[Rows from a dataset]
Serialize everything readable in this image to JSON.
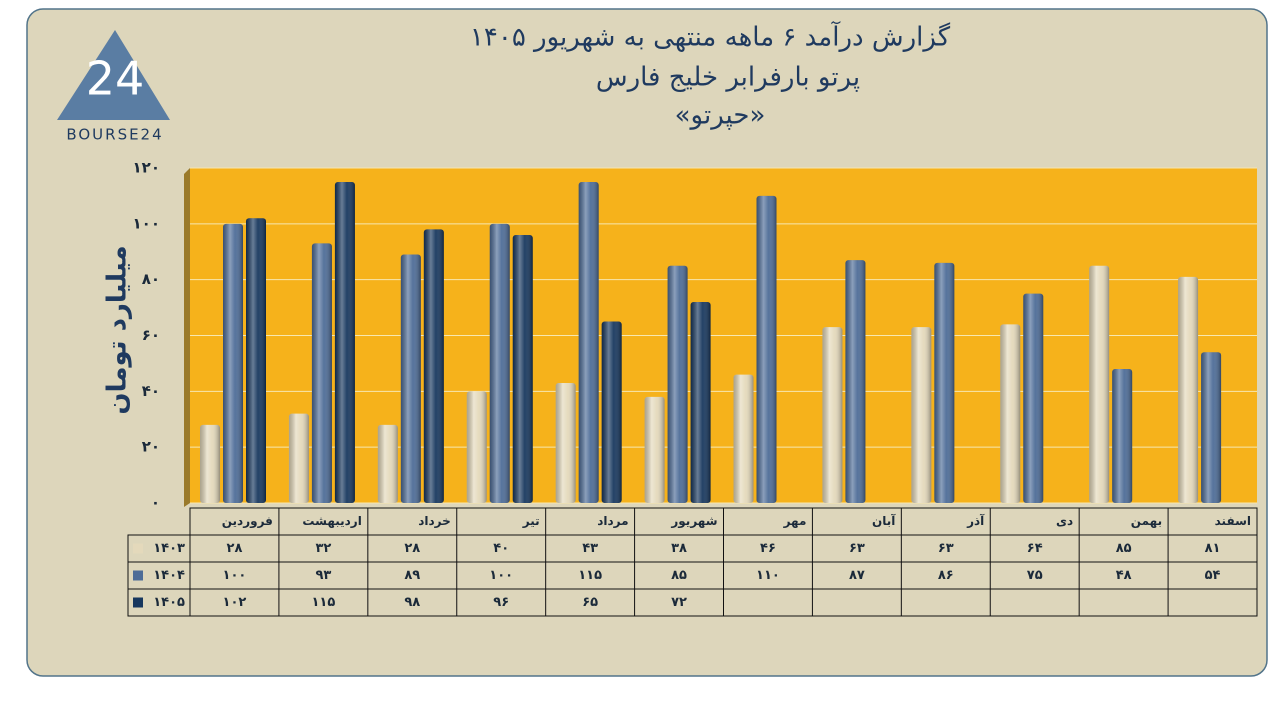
{
  "logo": {
    "mark": "24",
    "text": "BOURSE24"
  },
  "chart_data": {
    "type": "bar",
    "title": "گزارش درآمد ۶ ماهه منتهی به شهریور ۱۴۰۵",
    "subtitle": "پرتو بارفرابر خلیج فارس",
    "subtitle2": "«حپرتو»",
    "y_label": "میلیارد تومان",
    "categories": [
      "فروردین",
      "اردیبهشت",
      "خرداد",
      "تیر",
      "مرداد",
      "شهریور",
      "مهر",
      "آبان",
      "آذر",
      "دی",
      "بهمن",
      "اسفند"
    ],
    "series": [
      {
        "name": "۱۴۰۳",
        "color": "#e4d9bb",
        "values": [
          28,
          32,
          28,
          40,
          43,
          38,
          46,
          63,
          63,
          64,
          85,
          81
        ],
        "value_labels": [
          "۲۸",
          "۳۲",
          "۲۸",
          "۴۰",
          "۴۳",
          "۳۸",
          "۴۶",
          "۶۳",
          "۶۳",
          "۶۴",
          "۸۵",
          "۸۱"
        ]
      },
      {
        "name": "۱۴۰۴",
        "color": "#4d6c97",
        "values": [
          100,
          93,
          89,
          100,
          115,
          85,
          110,
          87,
          86,
          75,
          48,
          54
        ],
        "value_labels": [
          "۱۰۰",
          "۹۳",
          "۸۹",
          "۱۰۰",
          "۱۱۵",
          "۸۵",
          "۱۱۰",
          "۸۷",
          "۸۶",
          "۷۵",
          "۴۸",
          "۵۴"
        ]
      },
      {
        "name": "۱۴۰۵",
        "color": "#17375e",
        "values": [
          102,
          115,
          98,
          96,
          65,
          72,
          null,
          null,
          null,
          null,
          null,
          null
        ],
        "value_labels": [
          "۱۰۲",
          "۱۱۵",
          "۹۸",
          "۹۶",
          "۶۵",
          "۷۲",
          null,
          null,
          null,
          null,
          null,
          null
        ]
      }
    ],
    "ylim": [
      0,
      120
    ],
    "yticks": [
      {
        "value": 0,
        "label": "۰"
      },
      {
        "value": 20,
        "label": "۲۰"
      },
      {
        "value": 40,
        "label": "۴۰"
      },
      {
        "value": 60,
        "label": "۶۰"
      },
      {
        "value": 80,
        "label": "۸۰"
      },
      {
        "value": 100,
        "label": "۱۰۰"
      },
      {
        "value": 120,
        "label": "۱۲۰"
      }
    ],
    "grid": true,
    "plot_color": "#f6b21b"
  }
}
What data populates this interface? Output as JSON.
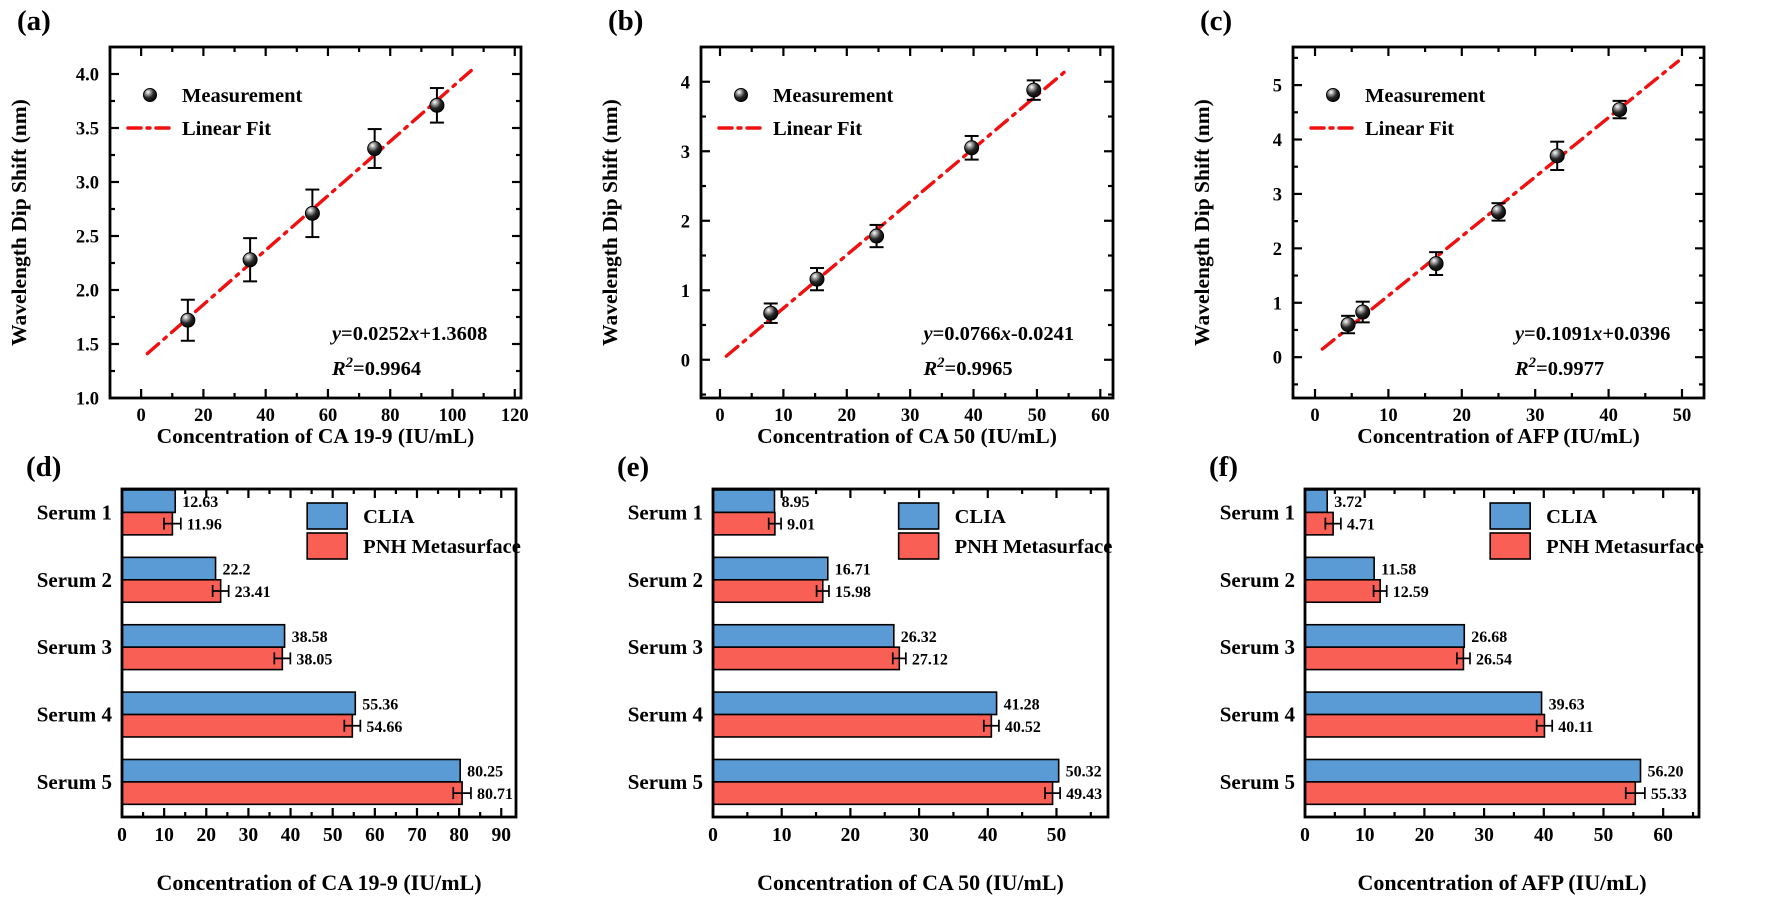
{
  "figure": {
    "background": "#ffffff",
    "description": "Six-panel biosensor calibration and serum comparison figure"
  },
  "colors": {
    "clia_blue": "#5B9BD5",
    "pnh_red": "#FA5F55",
    "fit_line": "#F01010",
    "axis": "#000000",
    "error_bar": "#000000",
    "text": "#000000"
  },
  "chart_data": [
    {
      "panel": "(a)",
      "type": "scatter",
      "xlabel": "Concentration of CA 19-9 (IU/mL)",
      "ylabel": "Wavelength Dip Shift (nm)",
      "xlim": [
        -10,
        122
      ],
      "xticks": [
        0,
        20,
        40,
        60,
        80,
        100,
        120
      ],
      "xminor": 10,
      "ylim": [
        1.0,
        4.25
      ],
      "yticks": [
        1.0,
        1.5,
        2.0,
        2.5,
        3.0,
        3.5,
        4.0
      ],
      "ytick_labels": [
        "1.0",
        "1.5",
        "2.0",
        "2.5",
        "3.0",
        "3.5",
        "4.0"
      ],
      "yminor": 0.25,
      "points": {
        "x": [
          15,
          35,
          55,
          75,
          95
        ],
        "y": [
          1.72,
          2.28,
          2.71,
          3.31,
          3.71
        ],
        "yerr": [
          0.19,
          0.2,
          0.22,
          0.18,
          0.16
        ]
      },
      "fit": {
        "slope": 0.0252,
        "intercept": 1.3608,
        "x_range": [
          2,
          106
        ]
      },
      "legend": {
        "measurement": "Measurement",
        "linear_fit": "Linear Fit"
      },
      "equation": "y=0.0252x+1.3608",
      "r_squared": "R²=0.9964"
    },
    {
      "panel": "(b)",
      "type": "scatter",
      "xlabel": "Concentration of CA 50 (IU/mL)",
      "ylabel": "Wavelength Dip Shift (nm)",
      "xlim": [
        -3,
        62
      ],
      "xticks": [
        0,
        10,
        20,
        30,
        40,
        50,
        60
      ],
      "xminor": 5,
      "ylim": [
        -0.55,
        4.5
      ],
      "yticks": [
        0,
        1,
        2,
        3,
        4
      ],
      "ytick_labels": [
        "0",
        "1",
        "2",
        "3",
        "4"
      ],
      "yminor": 0.5,
      "points": {
        "x": [
          8,
          15.3,
          24.7,
          39.7,
          49.5
        ],
        "y": [
          0.67,
          1.16,
          1.78,
          3.05,
          3.88
        ],
        "yerr": [
          0.14,
          0.16,
          0.16,
          0.17,
          0.14
        ]
      },
      "fit": {
        "slope": 0.0766,
        "intercept": -0.0241,
        "x_range": [
          1,
          54.5
        ]
      },
      "legend": {
        "measurement": "Measurement",
        "linear_fit": "Linear Fit"
      },
      "equation": "y=0.0766x-0.0241",
      "r_squared": "R²=0.9965"
    },
    {
      "panel": "(c)",
      "type": "scatter",
      "xlabel": "Concentration of AFP (IU/mL)",
      "ylabel": "Wavelength Dip Shift (nm)",
      "xlim": [
        -3,
        53
      ],
      "xticks": [
        0,
        10,
        20,
        30,
        40,
        50
      ],
      "xminor": 5,
      "ylim": [
        -0.75,
        5.7
      ],
      "yticks": [
        0,
        1,
        2,
        3,
        4,
        5
      ],
      "ytick_labels": [
        "0",
        "1",
        "2",
        "3",
        "4",
        "5"
      ],
      "yminor": 0.5,
      "points": {
        "x": [
          4.5,
          6.5,
          16.5,
          25,
          33,
          41.5
        ],
        "y": [
          0.6,
          0.83,
          1.72,
          2.67,
          3.7,
          4.55
        ],
        "yerr": [
          0.16,
          0.19,
          0.21,
          0.16,
          0.26,
          0.16
        ]
      },
      "fit": {
        "slope": 0.1091,
        "intercept": 0.0396,
        "x_range": [
          1,
          49.5
        ]
      },
      "legend": {
        "measurement": "Measurement",
        "linear_fit": "Linear Fit"
      },
      "equation": "y=0.1091x+0.0396",
      "r_squared": "R²=0.9977"
    },
    {
      "panel": "(d)",
      "type": "bar",
      "xlabel": "Concentration of CA 19-9 (IU/mL)",
      "categories": [
        "Serum 1",
        "Serum 2",
        "Serum 3",
        "Serum 4",
        "Serum 5"
      ],
      "series": [
        {
          "name": "CLIA",
          "color_key": "clia_blue",
          "values": [
            12.63,
            22.2,
            38.58,
            55.36,
            80.25
          ],
          "labels": [
            "12.63",
            "22.2",
            "38.58",
            "55.36",
            "80.25"
          ]
        },
        {
          "name": "PNH Metasurface",
          "color_key": "pnh_red",
          "values": [
            11.96,
            23.41,
            38.05,
            54.66,
            80.71
          ],
          "labels": [
            "11.96",
            "23.41",
            "38.05",
            "54.66",
            "80.71"
          ],
          "xerr": [
            2.0,
            1.9,
            1.9,
            1.9,
            2.1
          ]
        }
      ],
      "xlim": [
        0,
        93.5
      ],
      "xticks": [
        0,
        10,
        20,
        30,
        40,
        50,
        60,
        70,
        80,
        90
      ],
      "xminor": 5
    },
    {
      "panel": "(e)",
      "type": "bar",
      "xlabel": "Concentration of CA 50 (IU/mL)",
      "categories": [
        "Serum 1",
        "Serum 2",
        "Serum 3",
        "Serum 4",
        "Serum 5"
      ],
      "series": [
        {
          "name": "CLIA",
          "color_key": "clia_blue",
          "values": [
            8.95,
            16.71,
            26.32,
            41.28,
            50.32
          ],
          "labels": [
            "8.95",
            "16.71",
            "26.32",
            "41.28",
            "50.32"
          ]
        },
        {
          "name": "PNH Metasurface",
          "color_key": "pnh_red",
          "values": [
            9.01,
            15.98,
            27.12,
            40.52,
            49.43
          ],
          "labels": [
            "9.01",
            "15.98",
            "27.12",
            "40.52",
            "49.43"
          ],
          "xerr": [
            0.9,
            0.9,
            0.95,
            1.1,
            1.1
          ]
        }
      ],
      "xlim": [
        0,
        57.5
      ],
      "xticks": [
        0,
        10,
        20,
        30,
        40,
        50
      ],
      "xminor": 5
    },
    {
      "panel": "(f)",
      "type": "bar",
      "xlabel": "Concentration of AFP (IU/mL)",
      "categories": [
        "Serum 1",
        "Serum 2",
        "Serum 3",
        "Serum 4",
        "Serum 5"
      ],
      "series": [
        {
          "name": "CLIA",
          "color_key": "clia_blue",
          "values": [
            3.72,
            11.58,
            26.68,
            39.63,
            56.2
          ],
          "labels": [
            "3.72",
            "11.58",
            "26.68",
            "39.63",
            "56.20"
          ]
        },
        {
          "name": "PNH Metasurface",
          "color_key": "pnh_red",
          "values": [
            4.71,
            12.59,
            26.54,
            40.11,
            55.33
          ],
          "labels": [
            "4.71",
            "12.59",
            "26.54",
            "40.11",
            "55.33"
          ],
          "xerr": [
            1.3,
            1.1,
            1.1,
            1.3,
            1.6
          ]
        }
      ],
      "xlim": [
        0,
        66
      ],
      "xticks": [
        0,
        10,
        20,
        30,
        40,
        50,
        60
      ],
      "xminor": 5
    }
  ]
}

--- PROBLEM STATEMENT ---
Your answer should be a single number: the count of lines in the listing that contain the word "شهریور".

--- TASK SOLUTION ---
2